## What to work on:
Collect every line that includes the string "Единица".

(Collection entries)
— begin —

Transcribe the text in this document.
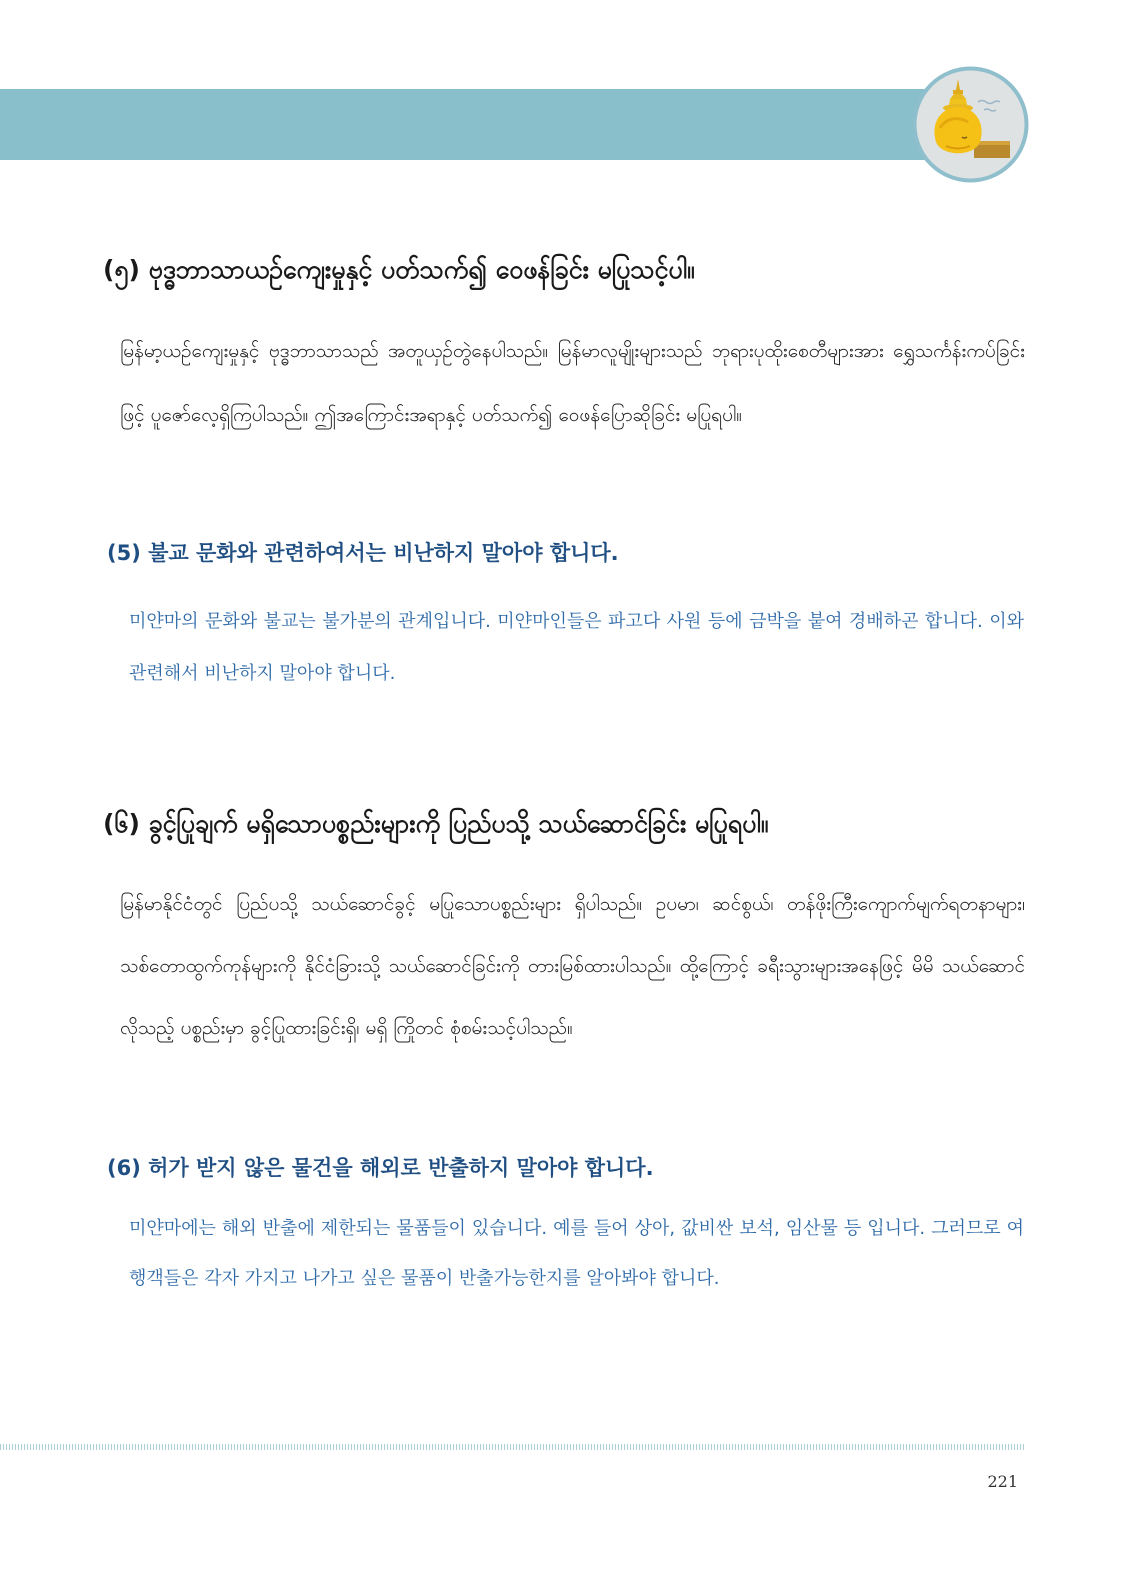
(၅) ဗုဒ္ဓဘာသာယဉ်ကျေးမှုနှင့် ပတ်သက်၍ ဝေဖန်ခြင်း မပြုသင့်ပါ။
မြန်မာ့ယဉ်ကျေးမှုနှင့် ဗုဒ္ဓဘာသာသည် အတူယှဉ်တွဲနေပါသည်။ မြန်မာလူမျိုးများသည် ဘုရားပုထိုးစေတီများအား ရွှေသင်္ကန်းကပ်ခြင်းဖြင့် ပူဇော်လေ့ရှိကြပါသည်။ ဤအကြောင်းအရာနှင့် ပတ်သက်၍ ဝေဖန်ပြောဆိုခြင်း မပြုရပါ။
(5) 불교 문화와 관련하여서는 비난하지 말아야 합니다.
미얀마의 문화와 불교는 불가분의 관계입니다. 미얀마인들은 파고다 사원 등에 금박을 붙여 경배하곤 합니다. 이와 관련해서 비난하지 말아야 합니다.
(၆) ခွင့်ပြုချက် မရှိသောပစ္စည်းများကို ပြည်ပသို့ သယ်ဆောင်ခြင်း မပြုရပါ။
မြန်မာနိုင်ငံတွင် ပြည်ပသို့ သယ်ဆောင်ခွင့် မပြုသောပစ္စည်းများ ရှိပါသည်။ ဥပမာ၊ ဆင်စွယ်၊ တန်ဖိုးကြီးကျောက်မျက်ရတနာများ၊ သစ်တောထွက်ကုန်များကို နိုင်ငံခြားသို့ သယ်ဆောင်ခြင်းကို တားမြစ်ထားပါသည်။ ထို့ကြောင့် ခရီးသွားများအနေဖြင့် မိမိ သယ်ဆောင်လိုသည့် ပစ္စည်းမှာ ခွင့်ပြုထားခြင်းရှိ၊ မရှိ ကြိုတင် စုံစမ်းသင့်ပါသည်။
(6) 허가 받지 않은 물건을 해외로 반출하지 말아야 합니다.
미얀마에는 해외 반출에 제한되는 물품들이 있습니다. 예를 들어 상아, 값비싼 보석, 임산물 등 입니다. 그러므로 여행객들은 각자 가지고 나가고 싶은 물품이 반출가능한지를 알아봐야 합니다.
221
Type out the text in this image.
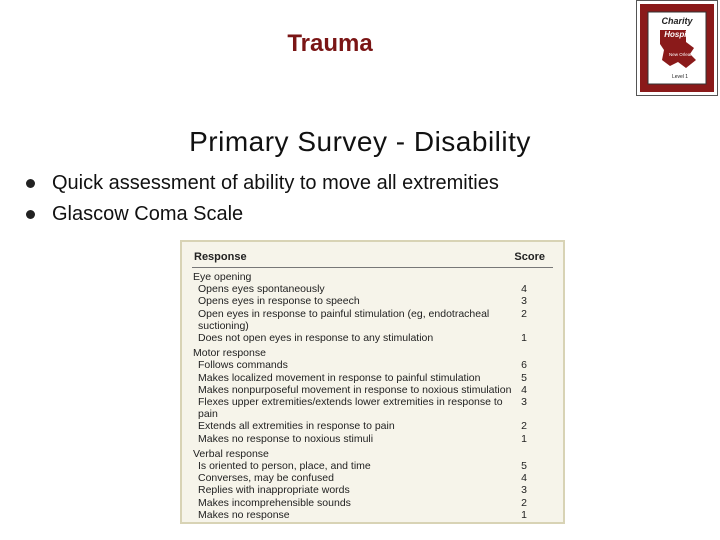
Trauma
Charity
Hospital
New Orleans
Level 1
Primary Survey - Disability
Quick assessment of ability to move all extremities
Glascow Coma Scale
Response	Score
Eye opening
Opens eyes spontaneously	4
Opens eyes in response to speech	3
Open eyes in response to painful stimulation (eg, endotracheal suctioning)
2
Does not open eyes in response to any stimulation	1
Motor response
Follows commands	6
Makes localized movement in response to painful stimulation	5
Makes nonpurposeful movement in response to noxious stimulation 4
Flexes upper extremities/extends lower extremities in response to pain
3
Extends all extremities in response to pain	2
Makes no response to noxious stimuli	1
Verbal response
Is oriented to person, place, and time	5
Converses, may be confused	4
Replies with inappropriate words	3
Makes incomprehensible sounds	2
Makes no response	1
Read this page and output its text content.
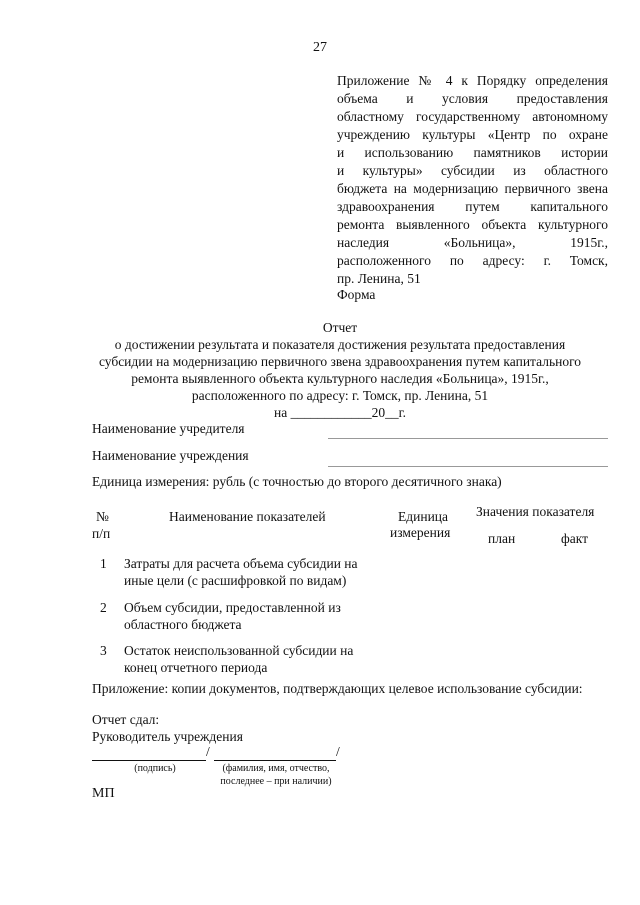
27
Приложение № 4 к Порядку определения
объема и условия предоставления
областному государственному автономному
учреждению культуры «Центр по охране
и использованию памятников истории
и культуры» субсидии из областного
бюджета на модернизацию первичного звена
здравоохранения путем капитального
ремонта выявленного объекта культурного
наследия «Больница», 1915г.,
расположенного по адресу: г. Томск,
пр. Ленина, 51
Форма
Отчет
о достижении результата и показателя достижения результата предоставления
субсидии на модернизацию первичного звена здравоохранения путем капитального
ремонта выявленного объекта культурного наследия «Больница», 1915г.,
расположенного по адресу: г. Томск, пр. Ленина, 51
на ____________20__г.
Наименование учредителя
Наименование учреждения
Единица измерения: рубль (с точностью до второго десятичного знака)
№
п/п
Наименование показателей	Единица
измерения
Значения показателя
план	факт
1 Затраты для расчета объема субсидии на
иные цели (с расшифровкой по видам)
2 Объем субсидии, предоставленной из
областного бюджета
3 Остаток неиспользованной субсидии на
конец отчетного периода
Приложение: копии документов, подтверждающих целевое использование субсидии:
Отчет сдал:
Руководитель учреждения
/	/
(подпись)	(фамилия, имя, отчество,
последнее – при наличии)
МП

— end —

## Output of the task:
Единица измерения: рубль (с точностью до второго десятичного знака)
Наименование показателей	Единица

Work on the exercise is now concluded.